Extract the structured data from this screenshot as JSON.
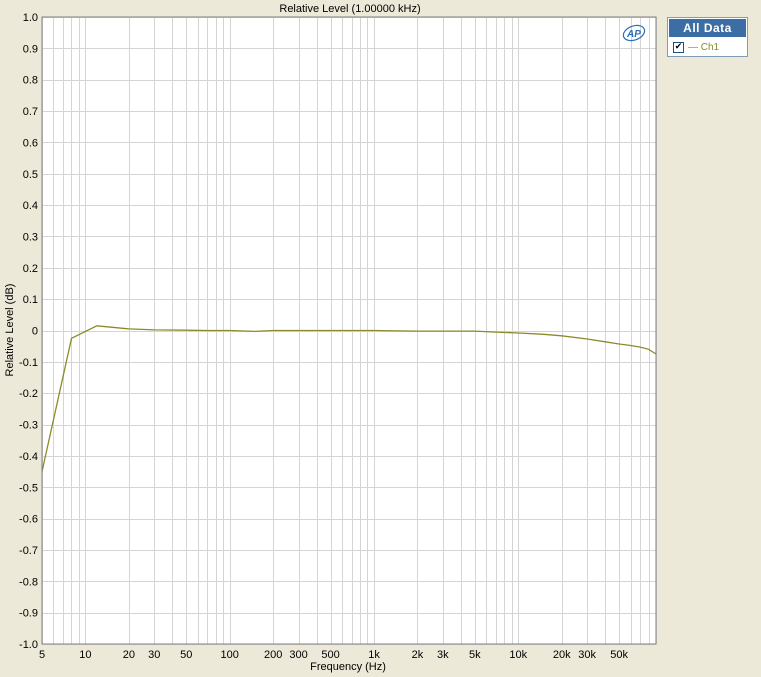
{
  "chart_data": {
    "type": "line",
    "title": "Relative Level (1.00000 kHz)",
    "xlabel": "Frequency (Hz)",
    "ylabel": "Relative Level (dB)",
    "xscale": "log",
    "xlim": [
      5,
      90000
    ],
    "ylim": [
      -1.0,
      1.0
    ],
    "grid": true,
    "x_tick_labels": [
      {
        "value": 5,
        "label": "5"
      },
      {
        "value": 10,
        "label": "10"
      },
      {
        "value": 20,
        "label": "20"
      },
      {
        "value": 30,
        "label": "30"
      },
      {
        "value": 50,
        "label": "50"
      },
      {
        "value": 100,
        "label": "100"
      },
      {
        "value": 200,
        "label": "200"
      },
      {
        "value": 300,
        "label": "300"
      },
      {
        "value": 500,
        "label": "500"
      },
      {
        "value": 1000,
        "label": "1k"
      },
      {
        "value": 2000,
        "label": "2k"
      },
      {
        "value": 3000,
        "label": "3k"
      },
      {
        "value": 5000,
        "label": "5k"
      },
      {
        "value": 10000,
        "label": "10k"
      },
      {
        "value": 20000,
        "label": "20k"
      },
      {
        "value": 30000,
        "label": "30k"
      },
      {
        "value": 50000,
        "label": "50k"
      }
    ],
    "y_tick_labels": [
      {
        "value": 1.0,
        "label": "1.0"
      },
      {
        "value": 0.9,
        "label": "0.9"
      },
      {
        "value": 0.8,
        "label": "0.8"
      },
      {
        "value": 0.7,
        "label": "0.7"
      },
      {
        "value": 0.6,
        "label": "0.6"
      },
      {
        "value": 0.5,
        "label": "0.5"
      },
      {
        "value": 0.4,
        "label": "0.4"
      },
      {
        "value": 0.3,
        "label": "0.3"
      },
      {
        "value": 0.2,
        "label": "0.2"
      },
      {
        "value": 0.1,
        "label": "0.1"
      },
      {
        "value": 0,
        "label": "0"
      },
      {
        "value": -0.1,
        "label": "-0.1"
      },
      {
        "value": -0.2,
        "label": "-0.2"
      },
      {
        "value": -0.3,
        "label": "-0.3"
      },
      {
        "value": -0.4,
        "label": "-0.4"
      },
      {
        "value": -0.5,
        "label": "-0.5"
      },
      {
        "value": -0.6,
        "label": "-0.6"
      },
      {
        "value": -0.7,
        "label": "-0.7"
      },
      {
        "value": -0.8,
        "label": "-0.8"
      },
      {
        "value": -0.9,
        "label": "-0.9"
      },
      {
        "value": -1.0,
        "label": "-1.0"
      }
    ],
    "series": [
      {
        "name": "Ch1",
        "color": "#8b8b2a",
        "x": [
          5,
          8,
          12,
          20,
          30,
          50,
          70,
          100,
          150,
          200,
          500,
          1000,
          2000,
          5000,
          7000,
          10000,
          15000,
          20000,
          30000,
          40000,
          50000,
          60000,
          70000,
          80000,
          90000
        ],
        "y": [
          -0.45,
          -0.025,
          0.015,
          0.005,
          0.002,
          0.001,
          0.0,
          0.0,
          -0.003,
          0.0,
          0.0,
          0.0,
          -0.002,
          -0.002,
          -0.005,
          -0.008,
          -0.012,
          -0.017,
          -0.027,
          -0.036,
          -0.043,
          -0.048,
          -0.053,
          -0.06,
          -0.075
        ]
      }
    ]
  },
  "legend": {
    "header": "All Data",
    "items": [
      {
        "label": "— Ch1",
        "checked": true,
        "check_glyph": "✔"
      }
    ]
  },
  "logo": {
    "text": "AP"
  },
  "colors": {
    "plot_background": "#ffffff",
    "grid": "#d4d4d4",
    "frame": "#808080",
    "window_background": "#ece9d8",
    "legend_header": "#3a6ea5",
    "logo": "#2a6fb8"
  }
}
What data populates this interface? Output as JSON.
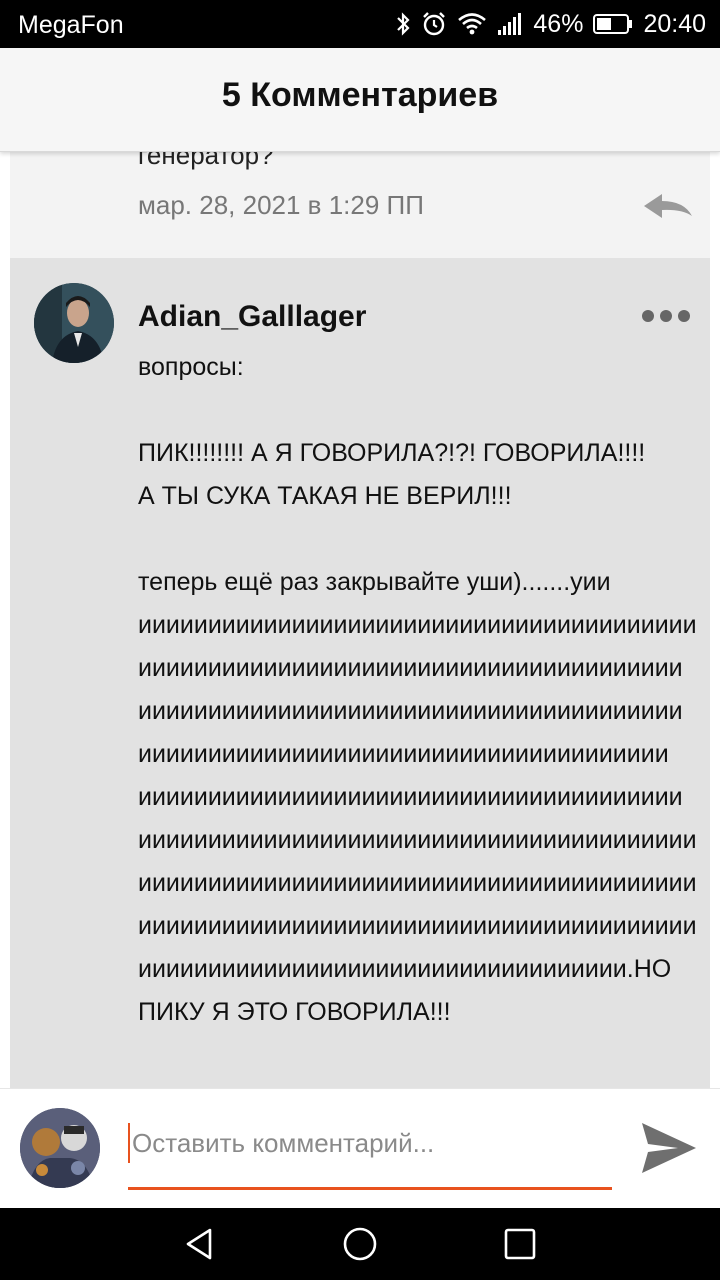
{
  "status_bar": {
    "carrier": "MegaFon",
    "battery": "46%",
    "time": "20:40"
  },
  "header": {
    "title": "5 Комментариев"
  },
  "previous_comment": {
    "text_fragment": "генератор?",
    "date": "мар. 28, 2021 в 1:29 ПП"
  },
  "comment": {
    "author": "Adian_Galllager",
    "lines": [
      "вопросы:",
      "",
      "ПИК!!!!!!!! А Я ГОВОРИЛА?!?! ГОВОРИЛА!!!!",
      "А ТЫ СУКА ТАКАЯ НЕ ВЕРИЛ!!!",
      "",
      "теперь ещё раз закрывайте уши).......уии",
      "ииииииииииииииииииииииииииииииииииииииии",
      "иииииииииииииииииииииииииииииииииииииии",
      "иииииииииииииииииииииииииииииииииииииии",
      "ииииииииииииииииииииииииииииииииииииии",
      "иииииииииииииииииииииииииииииииииииииии",
      "ииииииииииииииииииииииииииииииииииииииии",
      "ииииииииииииииииииииииииииииииииииииииии",
      "ииииииииииииииииииииииииииииииииииииииии",
      "иииииииииииииииииииииииииииииииииии.НО",
      "ПИКУ Я ЭТО ГОВОРИЛА!!!"
    ]
  },
  "input": {
    "placeholder": "Оставить комментарий..."
  },
  "colors": {
    "accent": "#e8521e",
    "comment_bg": "#e2e2e2"
  },
  "icons": {
    "reply": "reply-icon",
    "more": "more-icon",
    "send": "send-icon",
    "nav_back": "back-icon",
    "nav_home": "home-icon",
    "nav_recent": "recent-apps-icon"
  }
}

****************

## [What the task requires]
All records above are to be printed exactly, minus the pictures they contain.

## [Response to the exercise]
Extract the structured data from this screenshot as JSON.
{
  "chart_data": {
    "type": "line",
    "title": "Relative Level (1.00000 kHz)",
    "xlabel": "Frequency (Hz)",
    "ylabel": "Relative Level (dB)",
    "xscale": "log",
    "xlim": [
      5,
      90000
    ],
    "ylim": [
      -1.0,
      1.0
    ],
    "grid": true,
    "x_tick_labels": [
      {
        "value": 5,
        "label": "5"
      },
      {
        "value": 10,
        "label": "10"
      },
      {
        "value": 20,
        "label": "20"
      },
      {
        "value": 30,
        "label": "30"
      },
      {
        "value": 50,
        "label": "50"
      },
      {
        "value": 100,
        "label": "100"
      },
      {
        "value": 200,
        "label": "200"
      },
      {
        "value": 300,
        "label": "300"
      },
      {
        "value": 500,
        "label": "500"
      },
      {
        "value": 1000,
        "label": "1k"
      },
      {
        "value": 2000,
        "label": "2k"
      },
      {
        "value": 3000,
        "label": "3k"
      },
      {
        "value": 5000,
        "label": "5k"
      },
      {
        "value": 10000,
        "label": "10k"
      },
      {
        "value": 20000,
        "label": "20k"
      },
      {
        "value": 30000,
        "label": "30k"
      },
      {
        "value": 50000,
        "label": "50k"
      }
    ],
    "y_tick_labels": [
      {
        "value": 1.0,
        "label": "1.0"
      },
      {
        "value": 0.9,
        "label": "0.9"
      },
      {
        "value": 0.8,
        "label": "0.8"
      },
      {
        "value": 0.7,
        "label": "0.7"
      },
      {
        "value": 0.6,
        "label": "0.6"
      },
      {
        "value": 0.5,
        "label": "0.5"
      },
      {
        "value": 0.4,
        "label": "0.4"
      },
      {
        "value": 0.3,
        "label": "0.3"
      },
      {
        "value": 0.2,
        "label": "0.2"
      },
      {
        "value": 0.1,
        "label": "0.1"
      },
      {
        "value": 0,
        "label": "0"
      },
      {
        "value": -0.1,
        "label": "-0.1"
      },
      {
        "value": -0.2,
        "label": "-0.2"
      },
      {
        "value": -0.3,
        "label": "-0.3"
      },
      {
        "value": -0.4,
        "label": "-0.4"
      },
      {
        "value": -0.5,
        "label": "-0.5"
      },
      {
        "value": -0.6,
        "label": "-0.6"
      },
      {
        "value": -0.7,
        "label": "-0.7"
      },
      {
        "value": -0.8,
        "label": "-0.8"
      },
      {
        "value": -0.9,
        "label": "-0.9"
      },
      {
        "value": -1.0,
        "label": "-1.0"
      }
    ],
    "series": [
      {
        "name": "Ch1",
        "color": "#8b8b2a",
        "x": [
          5,
          8,
          12,
          20,
          30,
          50,
          70,
          100,
          150,
          200,
          500,
          1000,
          2000,
          5000,
          7000,
          10000,
          15000,
          20000,
          30000,
          40000,
          50000,
          60000,
          70000,
          80000,
          90000
        ],
        "y": [
          -0.45,
          -0.025,
          0.015,
          0.005,
          0.002,
          0.001,
          0.0,
          0.0,
          -0.003,
          0.0,
          0.0,
          0.0,
          -0.002,
          -0.002,
          -0.005,
          -0.008,
          -0.012,
          -0.017,
          -0.027,
          -0.036,
          -0.043,
          -0.048,
          -0.053,
          -0.06,
          -0.075
        ]
      }
    ]
  },
  "legend": {
    "header": "All Data",
    "items": [
      {
        "label": "— Ch1",
        "checked": true,
        "check_glyph": "✔"
      }
    ]
  },
  "logo": {
    "text": "AP"
  },
  "colors": {
    "plot_background": "#ffffff",
    "grid": "#d4d4d4",
    "frame": "#808080",
    "window_background": "#ece9d8",
    "legend_header": "#3a6ea5",
    "logo": "#2a6fb8"
  }
}
What data populates this interface? Output as JSON.
{
  "status_bar": {
    "carrier": "MegaFon",
    "battery": "46%",
    "time": "20:40"
  },
  "header": {
    "title": "5 Комментариев"
  },
  "previous_comment": {
    "text_fragment": "генератор?",
    "date": "мар. 28, 2021 в 1:29 ПП"
  },
  "comment": {
    "author": "Adian_Galllager",
    "lines": [
      "вопросы:",
      "",
      "ПИК!!!!!!!! А Я ГОВОРИЛА?!?! ГОВОРИЛА!!!!",
      "А ТЫ СУКА ТАКАЯ НЕ ВЕРИЛ!!!",
      "",
      "теперь ещё раз закрывайте уши).......уии",
      "ииииииииииииииииииииииииииииииииииииииии",
      "иииииииииииииииииииииииииииииииииииииии",
      "иииииииииииииииииииииииииииииииииииииии",
      "ииииииииииииииииииииииииииииииииииииии",
      "иииииииииииииииииииииииииииииииииииииии",
      "ииииииииииииииииииииииииииииииииииииииии",
      "ииииииииииииииииииииииииииииииииииииииии",
      "ииииииииииииииииииииииииииииииииииииииии",
      "иииииииииииииииииииииииииииииииииии.НО",
      "ПИКУ Я ЭТО ГОВОРИЛА!!!"
    ]
  },
  "input": {
    "placeholder": "Оставить комментарий..."
  },
  "colors": {
    "accent": "#e8521e",
    "comment_bg": "#e2e2e2"
  },
  "icons": {
    "reply": "reply-icon",
    "more": "more-icon",
    "send": "send-icon",
    "nav_back": "back-icon",
    "nav_home": "home-icon",
    "nav_recent": "recent-apps-icon"
  }
}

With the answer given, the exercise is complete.